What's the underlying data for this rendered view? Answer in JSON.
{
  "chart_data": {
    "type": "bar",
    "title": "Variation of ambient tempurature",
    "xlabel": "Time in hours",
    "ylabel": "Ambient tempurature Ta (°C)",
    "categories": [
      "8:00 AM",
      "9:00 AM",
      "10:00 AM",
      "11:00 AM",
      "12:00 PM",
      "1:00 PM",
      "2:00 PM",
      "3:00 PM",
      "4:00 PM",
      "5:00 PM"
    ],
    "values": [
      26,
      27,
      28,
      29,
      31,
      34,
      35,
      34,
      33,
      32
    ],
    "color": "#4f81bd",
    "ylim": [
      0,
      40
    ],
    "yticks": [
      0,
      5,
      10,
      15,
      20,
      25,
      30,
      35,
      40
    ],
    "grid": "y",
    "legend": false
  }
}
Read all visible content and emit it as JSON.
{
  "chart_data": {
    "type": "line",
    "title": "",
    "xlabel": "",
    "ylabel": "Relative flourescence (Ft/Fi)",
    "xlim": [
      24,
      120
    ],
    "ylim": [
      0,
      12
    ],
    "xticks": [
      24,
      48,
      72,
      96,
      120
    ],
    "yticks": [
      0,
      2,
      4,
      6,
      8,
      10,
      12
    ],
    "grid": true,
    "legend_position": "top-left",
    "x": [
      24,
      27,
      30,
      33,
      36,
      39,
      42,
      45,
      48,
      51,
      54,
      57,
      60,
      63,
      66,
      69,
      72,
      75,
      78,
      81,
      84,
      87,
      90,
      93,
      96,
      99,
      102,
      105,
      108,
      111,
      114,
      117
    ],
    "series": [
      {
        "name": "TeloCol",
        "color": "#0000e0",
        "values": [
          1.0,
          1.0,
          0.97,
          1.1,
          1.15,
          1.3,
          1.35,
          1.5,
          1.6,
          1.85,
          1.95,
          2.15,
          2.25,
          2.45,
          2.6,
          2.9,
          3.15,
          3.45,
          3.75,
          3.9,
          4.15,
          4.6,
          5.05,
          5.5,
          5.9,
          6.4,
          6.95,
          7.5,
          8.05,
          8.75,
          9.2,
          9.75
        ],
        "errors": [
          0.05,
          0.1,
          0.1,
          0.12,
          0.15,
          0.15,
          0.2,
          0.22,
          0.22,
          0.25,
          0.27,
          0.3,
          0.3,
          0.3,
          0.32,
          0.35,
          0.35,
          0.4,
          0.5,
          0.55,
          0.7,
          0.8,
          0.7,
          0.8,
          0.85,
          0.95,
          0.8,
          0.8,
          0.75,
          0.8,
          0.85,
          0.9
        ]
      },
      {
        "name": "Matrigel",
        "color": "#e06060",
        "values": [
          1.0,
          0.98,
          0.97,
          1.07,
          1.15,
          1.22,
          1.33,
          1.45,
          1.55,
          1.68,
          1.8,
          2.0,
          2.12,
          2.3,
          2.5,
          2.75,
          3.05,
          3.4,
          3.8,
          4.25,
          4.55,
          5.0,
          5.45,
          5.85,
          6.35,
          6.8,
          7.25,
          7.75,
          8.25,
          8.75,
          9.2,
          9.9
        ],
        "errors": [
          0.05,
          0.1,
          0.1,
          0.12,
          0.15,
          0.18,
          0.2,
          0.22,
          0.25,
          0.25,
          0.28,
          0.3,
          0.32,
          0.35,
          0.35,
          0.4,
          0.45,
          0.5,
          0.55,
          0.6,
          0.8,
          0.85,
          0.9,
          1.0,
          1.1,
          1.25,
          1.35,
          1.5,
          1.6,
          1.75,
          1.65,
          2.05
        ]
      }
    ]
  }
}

::::::

Copy out all lines from the material above that contain the string "color".

    "color": "#4f81bd",
        "color": "#0000e0",
        "color": "#e06060",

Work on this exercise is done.